### What is needed:
Under this task are some entries; return every one of them exactly.

### Data for processing:
* * * * * * * * *
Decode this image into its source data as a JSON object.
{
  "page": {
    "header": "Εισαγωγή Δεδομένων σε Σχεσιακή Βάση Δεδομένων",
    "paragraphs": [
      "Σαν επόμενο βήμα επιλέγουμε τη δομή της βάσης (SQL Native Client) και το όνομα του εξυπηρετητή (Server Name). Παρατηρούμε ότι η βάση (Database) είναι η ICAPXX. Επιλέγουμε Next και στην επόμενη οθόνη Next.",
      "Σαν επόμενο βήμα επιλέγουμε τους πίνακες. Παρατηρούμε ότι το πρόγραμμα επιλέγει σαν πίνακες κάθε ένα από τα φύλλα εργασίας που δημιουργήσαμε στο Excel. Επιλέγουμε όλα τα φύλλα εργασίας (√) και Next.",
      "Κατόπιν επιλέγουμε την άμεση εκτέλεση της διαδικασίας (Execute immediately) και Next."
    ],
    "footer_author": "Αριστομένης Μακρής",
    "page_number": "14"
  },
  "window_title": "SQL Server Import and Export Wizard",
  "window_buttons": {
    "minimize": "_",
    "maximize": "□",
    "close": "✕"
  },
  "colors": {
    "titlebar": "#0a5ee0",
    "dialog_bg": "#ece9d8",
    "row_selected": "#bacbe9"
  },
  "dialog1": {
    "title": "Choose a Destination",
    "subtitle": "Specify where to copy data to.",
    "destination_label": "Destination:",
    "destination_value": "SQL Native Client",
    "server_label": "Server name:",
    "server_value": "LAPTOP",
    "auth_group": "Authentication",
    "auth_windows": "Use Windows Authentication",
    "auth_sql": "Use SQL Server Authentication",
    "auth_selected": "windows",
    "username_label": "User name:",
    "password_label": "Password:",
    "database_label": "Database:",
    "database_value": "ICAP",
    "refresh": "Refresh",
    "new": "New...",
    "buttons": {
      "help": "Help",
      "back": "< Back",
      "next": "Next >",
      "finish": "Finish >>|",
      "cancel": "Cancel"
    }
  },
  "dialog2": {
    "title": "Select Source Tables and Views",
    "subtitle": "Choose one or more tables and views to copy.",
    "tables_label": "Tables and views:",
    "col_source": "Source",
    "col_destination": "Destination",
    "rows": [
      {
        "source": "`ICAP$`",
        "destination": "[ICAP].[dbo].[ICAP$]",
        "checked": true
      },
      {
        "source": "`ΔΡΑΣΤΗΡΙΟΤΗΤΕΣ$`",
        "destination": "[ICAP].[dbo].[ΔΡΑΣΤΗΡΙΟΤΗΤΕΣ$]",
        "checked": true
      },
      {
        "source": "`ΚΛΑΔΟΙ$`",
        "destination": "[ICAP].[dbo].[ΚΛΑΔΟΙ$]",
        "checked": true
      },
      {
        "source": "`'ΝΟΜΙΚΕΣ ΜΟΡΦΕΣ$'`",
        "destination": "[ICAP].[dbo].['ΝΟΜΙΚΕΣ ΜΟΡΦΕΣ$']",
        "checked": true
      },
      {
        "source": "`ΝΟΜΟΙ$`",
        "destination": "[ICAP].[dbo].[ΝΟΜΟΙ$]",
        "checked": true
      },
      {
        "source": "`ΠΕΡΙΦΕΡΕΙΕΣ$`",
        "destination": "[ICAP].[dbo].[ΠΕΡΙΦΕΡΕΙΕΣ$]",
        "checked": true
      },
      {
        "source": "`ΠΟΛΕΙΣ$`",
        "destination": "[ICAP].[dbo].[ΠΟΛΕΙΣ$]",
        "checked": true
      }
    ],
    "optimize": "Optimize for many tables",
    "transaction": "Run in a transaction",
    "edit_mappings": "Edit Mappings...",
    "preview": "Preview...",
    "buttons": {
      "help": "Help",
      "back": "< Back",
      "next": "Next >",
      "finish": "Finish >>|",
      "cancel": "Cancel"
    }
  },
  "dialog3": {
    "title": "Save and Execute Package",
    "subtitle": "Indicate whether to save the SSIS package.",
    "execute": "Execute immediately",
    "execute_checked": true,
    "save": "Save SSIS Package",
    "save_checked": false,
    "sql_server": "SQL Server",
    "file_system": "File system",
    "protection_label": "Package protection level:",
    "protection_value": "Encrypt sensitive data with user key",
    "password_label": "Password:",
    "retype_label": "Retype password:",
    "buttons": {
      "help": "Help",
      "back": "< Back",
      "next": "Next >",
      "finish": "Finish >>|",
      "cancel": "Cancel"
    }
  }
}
* * * * * * * * *
### Written answer:
Decode this image into its source data as a JSON object.
{
  "page": {
    "header": "Εισαγωγή Δεδομένων σε Σχεσιακή Βάση Δεδομένων",
    "paragraphs": [
      "Σαν επόμενο βήμα επιλέγουμε τη δομή της βάσης (SQL Native Client) και το όνομα του εξυπηρετητή (Server Name). Παρατηρούμε ότι η βάση (Database) είναι η ICAPXX. Επιλέγουμε Next και στην επόμενη οθόνη Next.",
      "Σαν επόμενο βήμα επιλέγουμε τους πίνακες. Παρατηρούμε ότι το πρόγραμμα επιλέγει σαν πίνακες κάθε ένα από τα φύλλα εργασίας που δημιουργήσαμε στο Excel. Επιλέγουμε όλα τα φύλλα εργασίας (√) και Next.",
      "Κατόπιν επιλέγουμε την άμεση εκτέλεση της διαδικασίας (Execute immediately) και Next."
    ],
    "footer_author": "Αριστομένης Μακρής",
    "page_number": "14"
  },
  "window_title": "SQL Server Import and Export Wizard",
  "window_buttons": {
    "minimize": "_",
    "maximize": "□",
    "close": "✕"
  },
  "colors": {
    "titlebar": "#0a5ee0",
    "dialog_bg": "#ece9d8",
    "row_selected": "#bacbe9"
  },
  "dialog1": {
    "title": "Choose a Destination",
    "subtitle": "Specify where to copy data to.",
    "destination_label": "Destination:",
    "destination_value": "SQL Native Client",
    "server_label": "Server name:",
    "server_value": "LAPTOP",
    "auth_group": "Authentication",
    "auth_windows": "Use Windows Authentication",
    "auth_sql": "Use SQL Server Authentication",
    "auth_selected": "windows",
    "username_label": "User name:",
    "password_label": "Password:",
    "database_label": "Database:",
    "database_value": "ICAP",
    "refresh": "Refresh",
    "new": "New...",
    "buttons": {
      "help": "Help",
      "back": "< Back",
      "next": "Next >",
      "finish": "Finish >>|",
      "cancel": "Cancel"
    }
  },
  "dialog2": {
    "title": "Select Source Tables and Views",
    "subtitle": "Choose one or more tables and views to copy.",
    "tables_label": "Tables and views:",
    "col_source": "Source",
    "col_destination": "Destination",
    "rows": [
      {
        "source": "`ICAP$`",
        "destination": "[ICAP].[dbo].[ICAP$]",
        "checked": true
      },
      {
        "source": "`ΔΡΑΣΤΗΡΙΟΤΗΤΕΣ$`",
        "destination": "[ICAP].[dbo].[ΔΡΑΣΤΗΡΙΟΤΗΤΕΣ$]",
        "checked": true
      },
      {
        "source": "`ΚΛΑΔΟΙ$`",
        "destination": "[ICAP].[dbo].[ΚΛΑΔΟΙ$]",
        "checked": true
      },
      {
        "source": "`'ΝΟΜΙΚΕΣ ΜΟΡΦΕΣ$'`",
        "destination": "[ICAP].[dbo].['ΝΟΜΙΚΕΣ ΜΟΡΦΕΣ$']",
        "checked": true
      },
      {
        "source": "`ΝΟΜΟΙ$`",
        "destination": "[ICAP].[dbo].[ΝΟΜΟΙ$]",
        "checked": true
      },
      {
        "source": "`ΠΕΡΙΦΕΡΕΙΕΣ$`",
        "destination": "[ICAP].[dbo].[ΠΕΡΙΦΕΡΕΙΕΣ$]",
        "checked": true
      },
      {
        "source": "`ΠΟΛΕΙΣ$`",
        "destination": "[ICAP].[dbo].[ΠΟΛΕΙΣ$]",
        "checked": true
      }
    ],
    "optimize": "Optimize for many tables",
    "transaction": "Run in a transaction",
    "edit_mappings": "Edit Mappings...",
    "preview": "Preview...",
    "buttons": {
      "help": "Help",
      "back": "< Back",
      "next": "Next >",
      "finish": "Finish >>|",
      "cancel": "Cancel"
    }
  },
  "dialog3": {
    "title": "Save and Execute Package",
    "subtitle": "Indicate whether to save the SSIS package.",
    "execute": "Execute immediately",
    "execute_checked": true,
    "save": "Save SSIS Package",
    "save_checked": false,
    "sql_server": "SQL Server",
    "file_system": "File system",
    "protection_label": "Package protection level:",
    "protection_value": "Encrypt sensitive data with user key",
    "password_label": "Password:",
    "retype_label": "Retype password:",
    "buttons": {
      "help": "Help",
      "back": "< Back",
      "next": "Next >",
      "finish": "Finish >>|",
      "cancel": "Cancel"
    }
  }
}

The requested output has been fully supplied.